THE PROBLEM »
Will you give the material below again, every line exactly as it is?

Data items »

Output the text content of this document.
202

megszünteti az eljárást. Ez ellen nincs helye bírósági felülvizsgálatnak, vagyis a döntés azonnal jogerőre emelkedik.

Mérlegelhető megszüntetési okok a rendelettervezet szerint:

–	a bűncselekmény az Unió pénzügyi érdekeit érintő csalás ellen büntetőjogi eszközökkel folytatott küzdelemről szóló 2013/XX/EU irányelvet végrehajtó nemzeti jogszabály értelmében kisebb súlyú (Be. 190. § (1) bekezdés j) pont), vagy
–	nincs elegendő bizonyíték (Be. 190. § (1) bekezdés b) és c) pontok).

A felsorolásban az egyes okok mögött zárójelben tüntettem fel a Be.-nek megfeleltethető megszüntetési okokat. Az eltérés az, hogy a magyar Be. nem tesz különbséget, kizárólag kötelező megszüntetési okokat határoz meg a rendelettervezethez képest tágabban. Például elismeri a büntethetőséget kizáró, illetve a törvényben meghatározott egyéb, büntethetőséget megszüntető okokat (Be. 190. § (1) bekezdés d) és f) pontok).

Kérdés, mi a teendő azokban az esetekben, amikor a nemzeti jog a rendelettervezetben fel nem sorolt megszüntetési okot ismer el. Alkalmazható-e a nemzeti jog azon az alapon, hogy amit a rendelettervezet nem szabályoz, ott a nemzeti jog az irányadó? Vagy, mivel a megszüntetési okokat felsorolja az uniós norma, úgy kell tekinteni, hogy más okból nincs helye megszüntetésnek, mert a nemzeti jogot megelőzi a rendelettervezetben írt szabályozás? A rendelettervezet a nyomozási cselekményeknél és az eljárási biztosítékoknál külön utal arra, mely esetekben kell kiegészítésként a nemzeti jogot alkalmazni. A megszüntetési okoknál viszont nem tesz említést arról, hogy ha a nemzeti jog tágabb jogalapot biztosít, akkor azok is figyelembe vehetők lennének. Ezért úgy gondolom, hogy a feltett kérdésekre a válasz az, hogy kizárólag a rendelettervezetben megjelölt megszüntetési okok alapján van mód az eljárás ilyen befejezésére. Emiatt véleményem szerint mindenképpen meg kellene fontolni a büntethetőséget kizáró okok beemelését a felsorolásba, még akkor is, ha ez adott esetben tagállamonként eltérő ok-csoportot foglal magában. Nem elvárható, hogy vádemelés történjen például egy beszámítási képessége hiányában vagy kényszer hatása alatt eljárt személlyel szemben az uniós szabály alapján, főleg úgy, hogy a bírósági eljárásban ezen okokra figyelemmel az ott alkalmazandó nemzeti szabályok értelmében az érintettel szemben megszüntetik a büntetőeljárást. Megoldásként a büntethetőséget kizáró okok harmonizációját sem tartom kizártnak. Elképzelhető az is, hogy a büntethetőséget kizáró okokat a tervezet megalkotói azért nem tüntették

REPLY »
Output the text content of this document.
202

megszünteti az eljárást. Ez ellen nincs helye bírósági felülvizsgálatnak, vagyis a döntés azonnal jogerőre emelkedik.

Mérlegelhető megszüntetési okok a rendelettervezet szerint:

–	a bűncselekmény az Unió pénzügyi érdekeit érintő csalás ellen büntetőjogi eszközökkel folytatott küzdelemről szóló 2013/XX/EU irányelvet végrehajtó nemzeti jogszabály értelmében kisebb súlyú (Be. 190. § (1) bekezdés j) pont), vagy
–	nincs elegendő bizonyíték (Be. 190. § (1) bekezdés b) és c) pontok).

A felsorolásban az egyes okok mögött zárójelben tüntettem fel a Be.-nek megfeleltethető megszüntetési okokat. Az eltérés az, hogy a magyar Be. nem tesz különbséget, kizárólag kötelező megszüntetési okokat határoz meg a rendelettervezethez képest tágabban. Például elismeri a büntethetőséget kizáró, illetve a törvényben meghatározott egyéb, büntethetőséget megszüntető okokat (Be. 190. § (1) bekezdés d) és f) pontok).

Kérdés, mi a teendő azokban az esetekben, amikor a nemzeti jog a rendelettervezetben fel nem sorolt megszüntetési okot ismer el. Alkalmazható-e a nemzeti jog azon az alapon, hogy amit a rendelettervezet nem szabályoz, ott a nemzeti jog az irányadó? Vagy, mivel a megszüntetési okokat felsorolja az uniós norma, úgy kell tekinteni, hogy más okból nincs helye megszüntetésnek, mert a nemzeti jogot megelőzi a rendelettervezetben írt szabályozás? A rendelettervezet a nyomozási cselekményeknél és az eljárási biztosítékoknál külön utal arra, mely esetekben kell kiegészítésként a nemzeti jogot alkalmazni. A megszüntetési okoknál viszont nem tesz említést arról, hogy ha a nemzeti jog tágabb jogalapot biztosít, akkor azok is figyelembe vehetők lennének. Ezért úgy gondolom, hogy a feltett kérdésekre a válasz az, hogy kizárólag a rendelettervezetben megjelölt megszüntetési okok alapján van mód az eljárás ilyen befejezésére. Emiatt véleményem szerint mindenképpen meg kellene fontolni a büntethetőséget kizáró okok beemelését a felsorolásba, még akkor is, ha ez adott esetben tagállamonként eltérő ok-csoportot foglal magában. Nem elvárható, hogy vádemelés történjen például egy beszámítási képessége hiányában vagy kényszer hatása alatt eljárt személlyel szemben az uniós szabály alapján, főleg úgy, hogy a bírósági eljárásban ezen okokra figyelemmel az ott alkalmazandó nemzeti szabályok értelmében az érintettel szemben megszüntetik a büntetőeljárást. Megoldásként a büntethetőséget kizáró okok harmonizációját sem tartom kizártnak. Elképzelhető az is, hogy a büntethetőséget kizáró okokat a tervezet megalkotói azért nem tüntették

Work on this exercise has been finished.